- _Required action_: Reproduce the listing below exactly, minus its pictures.

- _Material provided_:
* * *
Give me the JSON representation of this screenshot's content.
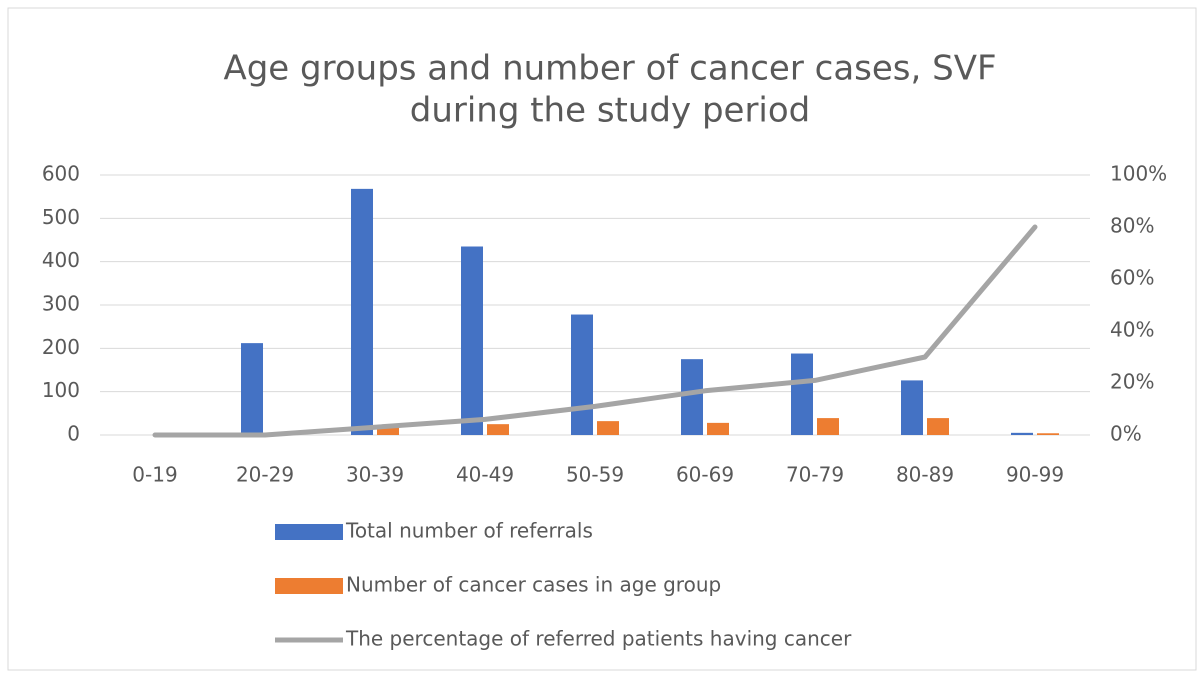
{
  "chart_data": {
    "type": "bar",
    "title": [
      "Age groups and number of cancer cases, SVF",
      "during the study period"
    ],
    "categories": [
      "0-19",
      "20-29",
      "30-39",
      "40-49",
      "50-59",
      "60-69",
      "70-79",
      "80-89",
      "90-99"
    ],
    "series": [
      {
        "name": "Total number of referrals",
        "color": "#4472c4",
        "type": "bar",
        "values": [
          0,
          212,
          568,
          435,
          278,
          175,
          188,
          126,
          5
        ]
      },
      {
        "name": "Number of cancer cases in age group",
        "color": "#ed7d31",
        "type": "bar",
        "values": [
          0,
          2,
          18,
          25,
          32,
          28,
          39,
          39,
          4
        ]
      },
      {
        "name": "The percentage of referred patients having cancer",
        "color": "#a5a5a5",
        "type": "line",
        "axis": "y2",
        "values": [
          0,
          0,
          3,
          6,
          11,
          17,
          21,
          30,
          80
        ]
      }
    ],
    "ylim": [
      0,
      600
    ],
    "yticks": [
      0,
      100,
      200,
      300,
      400,
      500,
      600
    ],
    "y2lim": [
      0,
      100
    ],
    "y2ticks": [
      {
        "value": 0,
        "label": "0%"
      },
      {
        "value": 20,
        "label": "20%"
      },
      {
        "value": 40,
        "label": "40%"
      },
      {
        "value": 60,
        "label": "60%"
      },
      {
        "value": 80,
        "label": "80%"
      },
      {
        "value": 100,
        "label": "100%"
      }
    ],
    "grid": true,
    "legend": "bottom"
  }
}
* * *
- _Response to the exercise_:
Give me the JSON representation of this screenshot's content.
{
  "chart_data": {
    "type": "bar",
    "title": [
      "Age groups and number of cancer cases, SVF",
      "during the study period"
    ],
    "categories": [
      "0-19",
      "20-29",
      "30-39",
      "40-49",
      "50-59",
      "60-69",
      "70-79",
      "80-89",
      "90-99"
    ],
    "series": [
      {
        "name": "Total number of referrals",
        "color": "#4472c4",
        "type": "bar",
        "values": [
          0,
          212,
          568,
          435,
          278,
          175,
          188,
          126,
          5
        ]
      },
      {
        "name": "Number of cancer cases in age group",
        "color": "#ed7d31",
        "type": "bar",
        "values": [
          0,
          2,
          18,
          25,
          32,
          28,
          39,
          39,
          4
        ]
      },
      {
        "name": "The percentage of referred patients having cancer",
        "color": "#a5a5a5",
        "type": "line",
        "axis": "y2",
        "values": [
          0,
          0,
          3,
          6,
          11,
          17,
          21,
          30,
          80
        ]
      }
    ],
    "ylim": [
      0,
      600
    ],
    "yticks": [
      0,
      100,
      200,
      300,
      400,
      500,
      600
    ],
    "y2lim": [
      0,
      100
    ],
    "y2ticks": [
      {
        "value": 0,
        "label": "0%"
      },
      {
        "value": 20,
        "label": "20%"
      },
      {
        "value": 40,
        "label": "40%"
      },
      {
        "value": 60,
        "label": "60%"
      },
      {
        "value": 80,
        "label": "80%"
      },
      {
        "value": 100,
        "label": "100%"
      }
    ],
    "grid": true,
    "legend": "bottom"
  }
}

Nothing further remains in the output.